● **WHAT TO DO**:
Find the lines with "settings" in them and copy them out.

● **Data records**:
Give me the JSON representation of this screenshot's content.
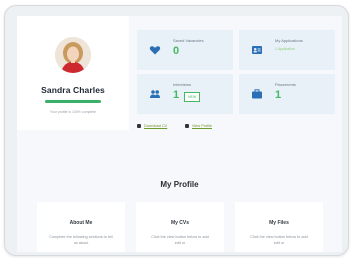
{
  "profile": {
    "name": "Sandra Charles",
    "completion_pct": 100,
    "completion_text": "Your profile is 100% complete"
  },
  "stats": {
    "saved_vacancies": {
      "label": "Saved Vacancies",
      "value": "0",
      "icon": "heart-icon"
    },
    "my_applications": {
      "label": "My Applications",
      "value": "0",
      "sub": "1 Application",
      "icon": "id-card-icon"
    },
    "interviews": {
      "label": "Interviews",
      "value": "1",
      "badge": "NEW",
      "icon": "people-icon"
    },
    "placements": {
      "label": "Placements",
      "value": "1",
      "icon": "briefcase-icon"
    }
  },
  "links": {
    "download_cv": "Download CV",
    "view_profile": "View Profile"
  },
  "section": {
    "title": "My Profile"
  },
  "tiles": [
    {
      "title": "About Me",
      "desc": "Complete the following sections to tell us about"
    },
    {
      "title": "My CVs",
      "desc": "Click the view button below to add edit or"
    },
    {
      "title": "My Files",
      "desc": "Click the view button below to add edit or"
    }
  ],
  "colors": {
    "accent_green": "#46b862",
    "icon_blue": "#2a6fb5",
    "stat_bg": "#e8f0f8"
  }
}
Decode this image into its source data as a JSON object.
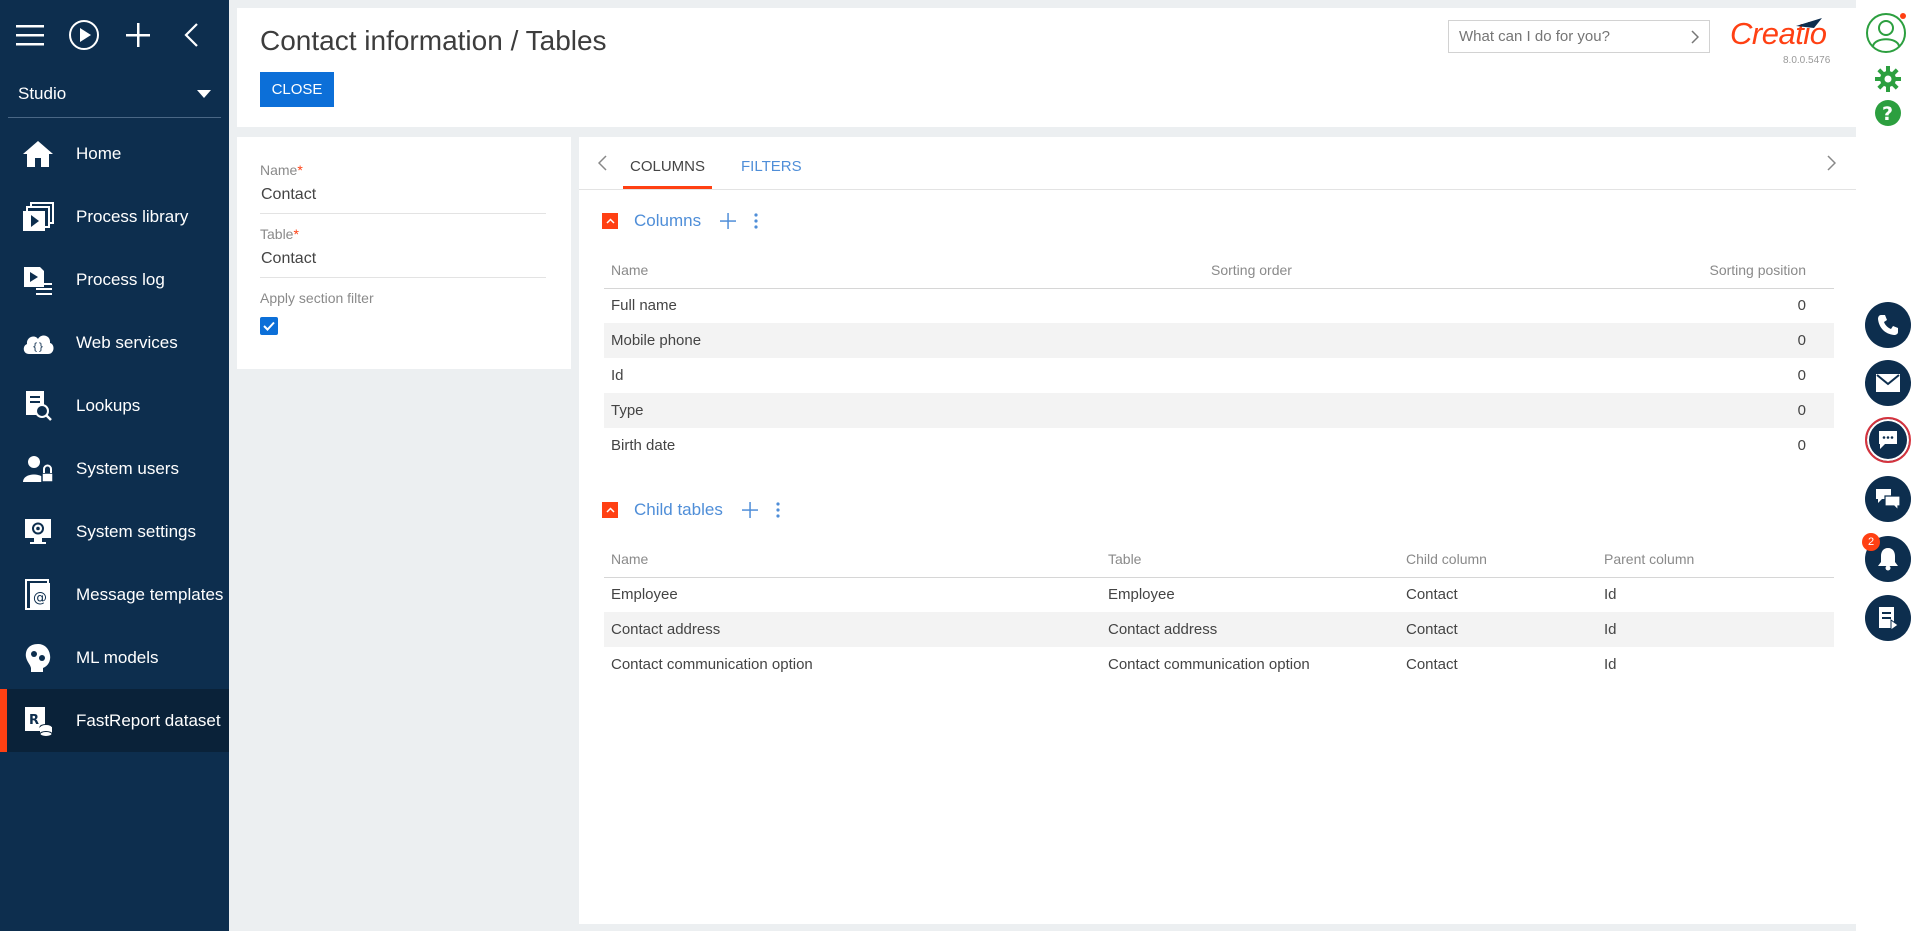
{
  "sidebar": {
    "studio_label": "Studio",
    "items": [
      {
        "label": "Home",
        "icon": "home-icon"
      },
      {
        "label": "Process library",
        "icon": "process-library-icon"
      },
      {
        "label": "Process log",
        "icon": "process-log-icon"
      },
      {
        "label": "Web services",
        "icon": "web-services-icon"
      },
      {
        "label": "Lookups",
        "icon": "lookups-icon"
      },
      {
        "label": "System users",
        "icon": "system-users-icon"
      },
      {
        "label": "System settings",
        "icon": "system-settings-icon"
      },
      {
        "label": "Message templates",
        "icon": "message-templates-icon"
      },
      {
        "label": "ML models",
        "icon": "ml-models-icon"
      },
      {
        "label": "FastReport dataset",
        "icon": "fastreport-dataset-icon"
      }
    ]
  },
  "header": {
    "title": "Contact information / Tables",
    "close_label": "CLOSE",
    "search_placeholder": "What can I do for you?",
    "logo_text": "Creatio",
    "version": "8.0.0.5476"
  },
  "form": {
    "name_label": "Name",
    "name_value": "Contact",
    "table_label": "Table",
    "table_value": "Contact",
    "section_filter_label": "Apply section filter",
    "section_filter_checked": true
  },
  "tabs": {
    "columns": "COLUMNS",
    "filters": "FILTERS"
  },
  "columns_group": {
    "title": "Columns",
    "headers": {
      "name": "Name",
      "order": "Sorting order",
      "position": "Sorting position"
    },
    "rows": [
      {
        "name": "Full name",
        "order": "",
        "position": "0"
      },
      {
        "name": "Mobile phone",
        "order": "",
        "position": "0"
      },
      {
        "name": "Id",
        "order": "",
        "position": "0"
      },
      {
        "name": "Type",
        "order": "",
        "position": "0"
      },
      {
        "name": "Birth date",
        "order": "",
        "position": "0"
      }
    ]
  },
  "child_group": {
    "title": "Child tables",
    "headers": {
      "name": "Name",
      "table": "Table",
      "child": "Child column",
      "parent": "Parent column"
    },
    "rows": [
      {
        "name": "Employee",
        "table": "Employee",
        "child": "Contact",
        "parent": "Id"
      },
      {
        "name": "Contact address",
        "table": "Contact address",
        "child": "Contact",
        "parent": "Id"
      },
      {
        "name": "Contact communication option",
        "table": "Contact communication option",
        "child": "Contact",
        "parent": "Id"
      }
    ]
  },
  "rightrail": {
    "notification_count": "2"
  },
  "colors": {
    "accent": "#ff4013",
    "primary": "#0c6fd8",
    "sidebar": "#0d2e4e",
    "link": "#4f8ed8"
  }
}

● **ANSWER TO THE PROBLEM**:
        "label": "System settings",
        "icon": "system-settings-icon"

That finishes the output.